«Аттис». Катулл.
Малый театр кукол.
Режиссер и драматург Чакчи Фросноккерс, художник Наталья Стрельцова.
Поэму Катулла об Аттисе, в агонии оскопившем себя из-за богини плодородия Кибелы, Чакчи Фросноккерс переписал в притчу об андрогине. Катулл воспринимает миф об Аттисе как трагическую несправедливость — тот неосознанно изуродовал себя, убегая от Кибелы. Чакчи Фросноккерс обрабатывает миф, смещая акценты: его Аттис осознанно (но под давлением) отказывается от мужского в себе, становясь, таким образом, полноценным человеком.

Сцена из спектакля.
Фото — архив театра.
История, написанная Фросноккерсом, крайне архетипична: мор скота и голод жителей вынуждает храброго воина Аттиса пойти на охоту, где тот натыкается на богиню Кибелу, которая в него влюбляется и дарит ему вепря; Аттис приходит с охоты героем, и царь выдает за него свою дочь Елену; узнав об измене Аттиса, Кибела насылает на город проклятие; чтобы спасти город, Аттис отказывается от своего мужского начала. Миф тут превращается в притчу — антимаскулинный (читай гуманистический) пассаж Аттиса воспринимается назидательным наставлением режиссера (с такой интонацией — назидания — написана пьеса).

§ ЗАДАНИЕ 1:
Кто указан художником спектакля «Аттис» в отрывке о нем?
§ ЗАДАНИЕ 2:
Преобразуйте в нумерованный список записи: всё от самого начала записей до строки с "- alumni-logo: [20, 0, 300, 325]" включительно. Пустые строки не включайте.

§ ЗАПИСИ НАБОРА ДАННЫХ:
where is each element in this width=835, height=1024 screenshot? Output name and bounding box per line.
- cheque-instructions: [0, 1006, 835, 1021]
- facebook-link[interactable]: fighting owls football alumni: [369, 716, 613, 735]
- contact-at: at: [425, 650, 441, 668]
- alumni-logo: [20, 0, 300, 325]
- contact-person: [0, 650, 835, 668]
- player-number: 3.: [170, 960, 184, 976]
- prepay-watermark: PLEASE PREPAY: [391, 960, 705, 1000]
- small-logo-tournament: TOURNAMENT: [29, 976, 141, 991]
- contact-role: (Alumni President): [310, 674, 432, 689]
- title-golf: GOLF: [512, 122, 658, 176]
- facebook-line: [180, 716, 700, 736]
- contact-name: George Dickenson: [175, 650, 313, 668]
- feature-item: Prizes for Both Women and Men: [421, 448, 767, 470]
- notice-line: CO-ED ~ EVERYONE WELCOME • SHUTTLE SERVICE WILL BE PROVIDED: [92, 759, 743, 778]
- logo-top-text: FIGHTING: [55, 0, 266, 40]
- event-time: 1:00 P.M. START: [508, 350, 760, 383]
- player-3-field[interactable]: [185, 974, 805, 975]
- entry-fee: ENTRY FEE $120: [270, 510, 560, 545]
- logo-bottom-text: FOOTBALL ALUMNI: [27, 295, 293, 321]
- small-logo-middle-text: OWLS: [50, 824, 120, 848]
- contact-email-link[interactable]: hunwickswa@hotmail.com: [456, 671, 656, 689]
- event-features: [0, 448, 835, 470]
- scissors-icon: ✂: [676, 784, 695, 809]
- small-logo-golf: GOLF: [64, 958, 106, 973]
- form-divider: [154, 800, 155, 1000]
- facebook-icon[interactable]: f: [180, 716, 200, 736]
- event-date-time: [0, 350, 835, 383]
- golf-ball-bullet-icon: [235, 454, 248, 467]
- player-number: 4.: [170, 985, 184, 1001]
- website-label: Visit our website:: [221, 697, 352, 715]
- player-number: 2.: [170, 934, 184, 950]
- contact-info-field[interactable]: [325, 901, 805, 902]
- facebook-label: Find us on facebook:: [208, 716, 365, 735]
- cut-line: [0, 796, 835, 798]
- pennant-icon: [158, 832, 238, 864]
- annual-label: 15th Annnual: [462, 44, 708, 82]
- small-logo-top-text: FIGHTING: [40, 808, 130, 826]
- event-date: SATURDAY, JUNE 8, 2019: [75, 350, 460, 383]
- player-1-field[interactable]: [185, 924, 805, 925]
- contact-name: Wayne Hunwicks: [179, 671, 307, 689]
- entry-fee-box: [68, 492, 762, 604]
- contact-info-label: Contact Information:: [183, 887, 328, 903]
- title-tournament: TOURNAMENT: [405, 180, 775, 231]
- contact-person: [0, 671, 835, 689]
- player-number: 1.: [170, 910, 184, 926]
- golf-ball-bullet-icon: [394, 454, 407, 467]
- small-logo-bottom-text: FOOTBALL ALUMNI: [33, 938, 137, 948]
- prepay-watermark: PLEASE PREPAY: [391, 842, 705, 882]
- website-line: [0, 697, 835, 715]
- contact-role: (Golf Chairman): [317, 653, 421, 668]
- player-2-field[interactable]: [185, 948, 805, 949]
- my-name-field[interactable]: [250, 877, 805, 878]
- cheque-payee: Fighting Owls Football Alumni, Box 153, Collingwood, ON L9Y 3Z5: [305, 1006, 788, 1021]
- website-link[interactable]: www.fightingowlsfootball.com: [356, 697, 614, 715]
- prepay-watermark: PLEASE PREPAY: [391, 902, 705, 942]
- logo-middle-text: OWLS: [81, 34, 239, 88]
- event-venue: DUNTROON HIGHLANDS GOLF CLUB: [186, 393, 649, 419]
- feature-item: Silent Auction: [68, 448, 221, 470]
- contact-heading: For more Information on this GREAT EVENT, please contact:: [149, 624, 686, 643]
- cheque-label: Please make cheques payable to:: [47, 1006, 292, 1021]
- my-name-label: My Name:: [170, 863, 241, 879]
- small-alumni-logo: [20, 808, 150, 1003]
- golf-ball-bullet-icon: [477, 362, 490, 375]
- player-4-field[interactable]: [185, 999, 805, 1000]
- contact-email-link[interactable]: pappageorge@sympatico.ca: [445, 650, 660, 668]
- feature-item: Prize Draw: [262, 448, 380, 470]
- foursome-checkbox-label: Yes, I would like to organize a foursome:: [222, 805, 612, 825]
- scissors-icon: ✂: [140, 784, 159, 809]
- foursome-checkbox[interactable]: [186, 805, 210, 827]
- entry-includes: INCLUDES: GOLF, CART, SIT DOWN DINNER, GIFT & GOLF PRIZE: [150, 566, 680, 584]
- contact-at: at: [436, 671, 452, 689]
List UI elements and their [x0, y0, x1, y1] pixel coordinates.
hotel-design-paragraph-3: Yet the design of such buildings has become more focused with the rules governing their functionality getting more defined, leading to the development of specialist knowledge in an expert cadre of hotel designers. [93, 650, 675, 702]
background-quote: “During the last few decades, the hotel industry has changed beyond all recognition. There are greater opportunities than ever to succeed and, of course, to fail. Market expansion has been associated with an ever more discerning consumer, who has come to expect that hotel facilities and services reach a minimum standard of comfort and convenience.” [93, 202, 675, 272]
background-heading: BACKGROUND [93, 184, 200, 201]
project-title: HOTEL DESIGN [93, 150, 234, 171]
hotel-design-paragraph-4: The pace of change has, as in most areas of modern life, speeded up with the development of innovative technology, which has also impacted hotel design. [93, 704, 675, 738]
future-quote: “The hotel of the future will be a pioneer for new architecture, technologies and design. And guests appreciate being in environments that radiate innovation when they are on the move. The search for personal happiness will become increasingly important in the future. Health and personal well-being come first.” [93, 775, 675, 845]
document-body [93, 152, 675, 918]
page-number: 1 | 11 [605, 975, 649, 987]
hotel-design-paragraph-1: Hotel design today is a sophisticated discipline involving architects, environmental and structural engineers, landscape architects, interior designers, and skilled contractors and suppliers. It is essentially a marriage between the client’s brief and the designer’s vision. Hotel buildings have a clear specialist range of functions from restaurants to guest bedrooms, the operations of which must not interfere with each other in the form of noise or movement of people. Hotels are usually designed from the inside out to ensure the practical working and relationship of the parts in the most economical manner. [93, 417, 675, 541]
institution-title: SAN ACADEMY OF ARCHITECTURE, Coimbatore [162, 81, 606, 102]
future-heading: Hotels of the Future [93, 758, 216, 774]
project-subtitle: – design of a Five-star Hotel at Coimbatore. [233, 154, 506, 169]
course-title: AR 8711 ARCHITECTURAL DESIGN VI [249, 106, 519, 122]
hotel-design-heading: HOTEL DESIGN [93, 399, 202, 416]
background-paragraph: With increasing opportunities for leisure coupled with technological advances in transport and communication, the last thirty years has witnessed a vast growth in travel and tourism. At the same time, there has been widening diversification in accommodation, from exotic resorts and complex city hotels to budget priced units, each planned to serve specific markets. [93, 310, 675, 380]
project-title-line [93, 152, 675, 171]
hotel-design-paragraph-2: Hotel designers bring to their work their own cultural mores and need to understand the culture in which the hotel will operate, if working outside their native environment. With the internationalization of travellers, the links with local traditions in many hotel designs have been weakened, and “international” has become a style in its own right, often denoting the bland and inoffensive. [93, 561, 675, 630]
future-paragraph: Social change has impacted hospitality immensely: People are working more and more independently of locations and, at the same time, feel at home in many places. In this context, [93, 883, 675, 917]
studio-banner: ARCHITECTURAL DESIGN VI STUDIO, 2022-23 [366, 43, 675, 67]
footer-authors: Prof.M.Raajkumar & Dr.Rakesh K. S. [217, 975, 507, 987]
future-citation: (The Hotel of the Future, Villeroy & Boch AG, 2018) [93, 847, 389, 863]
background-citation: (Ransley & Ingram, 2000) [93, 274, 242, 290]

§ ПРАВИЛЬНЫЙ ОТВЕТ 1:
Наталья Стрельцова.

§ ПРАВИЛЬНЫЙ ОТВЕТ 2:
1. where is each element in this width=835, height=1024 screenshot? Output name and bounding box per line.
2. - cheque-instructions: [0, 1006, 835, 1021]
3. - facebook-link[interactable]: fighting owls football alumni: [369, 716, 613, 735]
4. - contact-at: at: [425, 650, 441, 668]
5. - alumni-logo: [20, 0, 300, 325]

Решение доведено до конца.